Entries taken from a collection
####
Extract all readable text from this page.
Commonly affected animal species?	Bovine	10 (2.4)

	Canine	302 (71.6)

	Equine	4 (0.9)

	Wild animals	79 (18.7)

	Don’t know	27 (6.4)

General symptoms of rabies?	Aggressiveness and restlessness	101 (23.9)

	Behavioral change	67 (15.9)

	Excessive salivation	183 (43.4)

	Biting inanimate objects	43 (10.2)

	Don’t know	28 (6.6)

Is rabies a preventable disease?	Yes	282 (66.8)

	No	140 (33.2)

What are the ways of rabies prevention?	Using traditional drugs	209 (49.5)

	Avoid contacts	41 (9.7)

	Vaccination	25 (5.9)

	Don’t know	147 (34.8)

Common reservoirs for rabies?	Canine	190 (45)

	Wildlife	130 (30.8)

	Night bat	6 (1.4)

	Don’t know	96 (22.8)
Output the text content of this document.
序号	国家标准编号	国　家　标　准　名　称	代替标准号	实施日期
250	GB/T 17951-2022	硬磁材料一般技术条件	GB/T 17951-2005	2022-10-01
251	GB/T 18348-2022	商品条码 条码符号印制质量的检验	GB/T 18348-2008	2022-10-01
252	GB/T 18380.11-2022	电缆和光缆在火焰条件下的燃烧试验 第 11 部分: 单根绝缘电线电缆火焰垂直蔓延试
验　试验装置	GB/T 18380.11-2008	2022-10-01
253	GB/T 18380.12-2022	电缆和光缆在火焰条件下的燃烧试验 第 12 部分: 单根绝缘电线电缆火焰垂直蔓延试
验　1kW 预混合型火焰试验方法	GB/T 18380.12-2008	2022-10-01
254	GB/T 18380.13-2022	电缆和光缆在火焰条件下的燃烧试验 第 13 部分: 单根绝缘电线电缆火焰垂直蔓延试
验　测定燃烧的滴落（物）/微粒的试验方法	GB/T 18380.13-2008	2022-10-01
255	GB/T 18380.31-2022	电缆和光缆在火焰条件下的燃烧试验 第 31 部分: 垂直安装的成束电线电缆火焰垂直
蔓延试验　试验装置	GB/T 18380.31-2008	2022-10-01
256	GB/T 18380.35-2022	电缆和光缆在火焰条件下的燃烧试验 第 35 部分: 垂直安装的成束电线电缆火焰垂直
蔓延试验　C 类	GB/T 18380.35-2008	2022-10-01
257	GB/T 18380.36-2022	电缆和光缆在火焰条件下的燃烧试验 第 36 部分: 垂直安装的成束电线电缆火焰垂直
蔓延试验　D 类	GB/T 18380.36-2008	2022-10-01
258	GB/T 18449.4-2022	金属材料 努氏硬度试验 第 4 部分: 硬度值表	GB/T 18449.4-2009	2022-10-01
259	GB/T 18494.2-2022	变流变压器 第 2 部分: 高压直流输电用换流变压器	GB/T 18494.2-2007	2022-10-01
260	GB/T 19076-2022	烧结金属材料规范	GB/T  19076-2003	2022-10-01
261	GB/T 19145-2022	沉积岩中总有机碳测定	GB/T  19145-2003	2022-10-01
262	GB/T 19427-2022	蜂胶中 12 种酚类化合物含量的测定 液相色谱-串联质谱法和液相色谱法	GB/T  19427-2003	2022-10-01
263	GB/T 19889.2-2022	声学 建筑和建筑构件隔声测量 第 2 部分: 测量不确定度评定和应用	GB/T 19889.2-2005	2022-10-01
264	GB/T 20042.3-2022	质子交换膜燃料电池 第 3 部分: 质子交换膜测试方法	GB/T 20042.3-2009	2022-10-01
####
=== THE EXERCISE ===
Check each line of the records for "试验装置" and copy the ones that contain it.

=== RESULT FOR THIS TASK ===
验　试验装置	GB/T 18380.11-2008	2022-10-01
蔓延试验　试验装置	GB/T 18380.31-2008	2022-10-01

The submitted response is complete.